The answer is one number: how many lines hold the string "median".

▸ The input:
**********
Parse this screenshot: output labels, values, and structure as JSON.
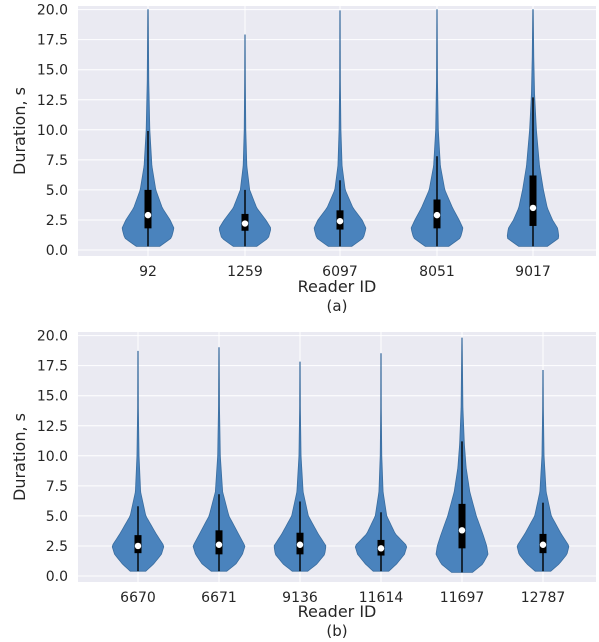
{
  "colors": {
    "plot_background": "#eaeaf2",
    "grid": "#ffffff",
    "violin_fill": "#4a83bd",
    "violin_edge": "#3a6d9f",
    "box": "#000000",
    "median": "#ffffff"
  },
  "chart_data": [
    {
      "type": "violin",
      "caption": "(a)",
      "xlabel": "Reader ID",
      "ylabel": "Duration, s",
      "ylim": [
        -0.5,
        20.3
      ],
      "yticks": [
        0.0,
        2.5,
        5.0,
        7.5,
        10.0,
        12.5,
        15.0,
        17.5,
        20.0
      ],
      "ytick_labels": [
        "0.0",
        "2.5",
        "5.0",
        "7.5",
        "10.0",
        "12.5",
        "15.0",
        "17.5",
        "20.0"
      ],
      "grid": true,
      "categories": [
        "92",
        "1259",
        "6097",
        "8051",
        "9017"
      ],
      "series": [
        {
          "category": "92",
          "min": 0.3,
          "max": 20.0,
          "q1": 1.8,
          "median": 2.9,
          "q3": 5.0,
          "whisker_high": 9.9,
          "density": [
            [
              0.3,
              0.45
            ],
            [
              1.0,
              0.9
            ],
            [
              1.8,
              1.0
            ],
            [
              2.5,
              0.85
            ],
            [
              3.5,
              0.55
            ],
            [
              5.0,
              0.3
            ],
            [
              7.0,
              0.15
            ],
            [
              10.0,
              0.07
            ],
            [
              14.0,
              0.03
            ],
            [
              20.0,
              0.01
            ]
          ]
        },
        {
          "category": "1259",
          "min": 0.3,
          "max": 17.9,
          "q1": 1.6,
          "median": 2.2,
          "q3": 3.0,
          "whisker_high": 5.0,
          "density": [
            [
              0.3,
              0.45
            ],
            [
              1.0,
              0.9
            ],
            [
              1.8,
              1.0
            ],
            [
              2.5,
              0.8
            ],
            [
              3.5,
              0.45
            ],
            [
              5.0,
              0.18
            ],
            [
              7.0,
              0.07
            ],
            [
              10.0,
              0.03
            ],
            [
              14.0,
              0.015
            ],
            [
              17.9,
              0.008
            ]
          ]
        },
        {
          "category": "6097",
          "min": 0.3,
          "max": 19.9,
          "q1": 1.7,
          "median": 2.4,
          "q3": 3.3,
          "whisker_high": 5.8,
          "density": [
            [
              0.3,
              0.45
            ],
            [
              1.0,
              0.9
            ],
            [
              1.8,
              1.0
            ],
            [
              2.5,
              0.85
            ],
            [
              3.5,
              0.5
            ],
            [
              5.0,
              0.2
            ],
            [
              7.0,
              0.08
            ],
            [
              10.0,
              0.035
            ],
            [
              14.0,
              0.015
            ],
            [
              19.9,
              0.008
            ]
          ]
        },
        {
          "category": "8051",
          "min": 0.3,
          "max": 20.0,
          "q1": 1.8,
          "median": 2.9,
          "q3": 4.2,
          "whisker_high": 7.8,
          "density": [
            [
              0.3,
              0.45
            ],
            [
              1.0,
              0.9
            ],
            [
              1.8,
              1.0
            ],
            [
              2.5,
              0.85
            ],
            [
              3.5,
              0.6
            ],
            [
              5.0,
              0.3
            ],
            [
              7.0,
              0.13
            ],
            [
              10.0,
              0.05
            ],
            [
              14.0,
              0.02
            ],
            [
              20.0,
              0.008
            ]
          ]
        },
        {
          "category": "9017",
          "min": 0.3,
          "max": 20.0,
          "q1": 2.0,
          "median": 3.5,
          "q3": 6.2,
          "whisker_high": 12.7,
          "density": [
            [
              0.3,
              0.55
            ],
            [
              1.0,
              1.0
            ],
            [
              1.8,
              0.95
            ],
            [
              2.5,
              0.75
            ],
            [
              3.5,
              0.55
            ],
            [
              5.0,
              0.4
            ],
            [
              7.0,
              0.25
            ],
            [
              10.0,
              0.13
            ],
            [
              13.0,
              0.06
            ],
            [
              16.0,
              0.03
            ],
            [
              20.0,
              0.01
            ]
          ]
        }
      ]
    },
    {
      "type": "violin",
      "caption": "(b)",
      "xlabel": "Reader ID",
      "ylabel": "Duration, s",
      "ylim": [
        -0.5,
        20.3
      ],
      "yticks": [
        0.0,
        2.5,
        5.0,
        7.5,
        10.0,
        12.5,
        15.0,
        17.5,
        20.0
      ],
      "ytick_labels": [
        "0.0",
        "2.5",
        "5.0",
        "7.5",
        "10.0",
        "12.5",
        "15.0",
        "17.5",
        "20.0"
      ],
      "grid": true,
      "categories": [
        "6670",
        "6671",
        "9136",
        "11614",
        "11697",
        "12787"
      ],
      "series": [
        {
          "category": "6670",
          "min": 0.4,
          "max": 18.7,
          "q1": 1.9,
          "median": 2.5,
          "q3": 3.4,
          "whisker_high": 5.8,
          "density": [
            [
              0.4,
              0.3
            ],
            [
              1.0,
              0.6
            ],
            [
              1.8,
              0.9
            ],
            [
              2.5,
              1.0
            ],
            [
              3.5,
              0.7
            ],
            [
              5.0,
              0.3
            ],
            [
              7.0,
              0.1
            ],
            [
              10.0,
              0.04
            ],
            [
              14.0,
              0.015
            ],
            [
              18.7,
              0.008
            ]
          ]
        },
        {
          "category": "6671",
          "min": 0.4,
          "max": 19.0,
          "q1": 1.8,
          "median": 2.6,
          "q3": 3.8,
          "whisker_high": 6.8,
          "density": [
            [
              0.4,
              0.3
            ],
            [
              1.0,
              0.65
            ],
            [
              1.8,
              0.9
            ],
            [
              2.5,
              1.0
            ],
            [
              3.5,
              0.75
            ],
            [
              5.0,
              0.38
            ],
            [
              7.0,
              0.14
            ],
            [
              10.0,
              0.05
            ],
            [
              14.0,
              0.02
            ],
            [
              19.0,
              0.008
            ]
          ]
        },
        {
          "category": "9136",
          "min": 0.4,
          "max": 17.8,
          "q1": 1.8,
          "median": 2.6,
          "q3": 3.6,
          "whisker_high": 6.2,
          "density": [
            [
              0.4,
              0.3
            ],
            [
              1.0,
              0.65
            ],
            [
              1.8,
              0.95
            ],
            [
              2.5,
              1.0
            ],
            [
              3.5,
              0.7
            ],
            [
              5.0,
              0.32
            ],
            [
              7.0,
              0.12
            ],
            [
              10.0,
              0.04
            ],
            [
              14.0,
              0.015
            ],
            [
              17.8,
              0.008
            ]
          ]
        },
        {
          "category": "11614",
          "min": 0.4,
          "max": 18.5,
          "q1": 1.7,
          "median": 2.3,
          "q3": 3.0,
          "whisker_high": 5.3,
          "density": [
            [
              0.4,
              0.3
            ],
            [
              1.0,
              0.6
            ],
            [
              1.8,
              0.9
            ],
            [
              2.5,
              1.0
            ],
            [
              3.5,
              0.55
            ],
            [
              5.0,
              0.22
            ],
            [
              7.0,
              0.08
            ],
            [
              10.0,
              0.03
            ],
            [
              14.0,
              0.012
            ],
            [
              18.5,
              0.008
            ]
          ]
        },
        {
          "category": "11697",
          "min": 0.3,
          "max": 19.8,
          "q1": 2.3,
          "median": 3.8,
          "q3": 6.0,
          "whisker_high": 11.2,
          "density": [
            [
              0.3,
              0.4
            ],
            [
              1.0,
              0.8
            ],
            [
              1.8,
              1.0
            ],
            [
              2.5,
              0.95
            ],
            [
              3.5,
              0.8
            ],
            [
              5.0,
              0.55
            ],
            [
              7.0,
              0.3
            ],
            [
              9.0,
              0.16
            ],
            [
              11.0,
              0.09
            ],
            [
              14.0,
              0.035
            ],
            [
              19.8,
              0.008
            ]
          ]
        },
        {
          "category": "12787",
          "min": 0.4,
          "max": 17.1,
          "q1": 1.9,
          "median": 2.6,
          "q3": 3.5,
          "whisker_high": 6.1,
          "density": [
            [
              0.4,
              0.3
            ],
            [
              1.0,
              0.62
            ],
            [
              1.8,
              0.92
            ],
            [
              2.5,
              1.0
            ],
            [
              3.5,
              0.7
            ],
            [
              5.0,
              0.32
            ],
            [
              7.0,
              0.12
            ],
            [
              10.0,
              0.04
            ],
            [
              14.0,
              0.015
            ],
            [
              17.1,
              0.008
            ]
          ]
        }
      ]
    }
  ]
}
**********
▸ Solution for this exercise: 12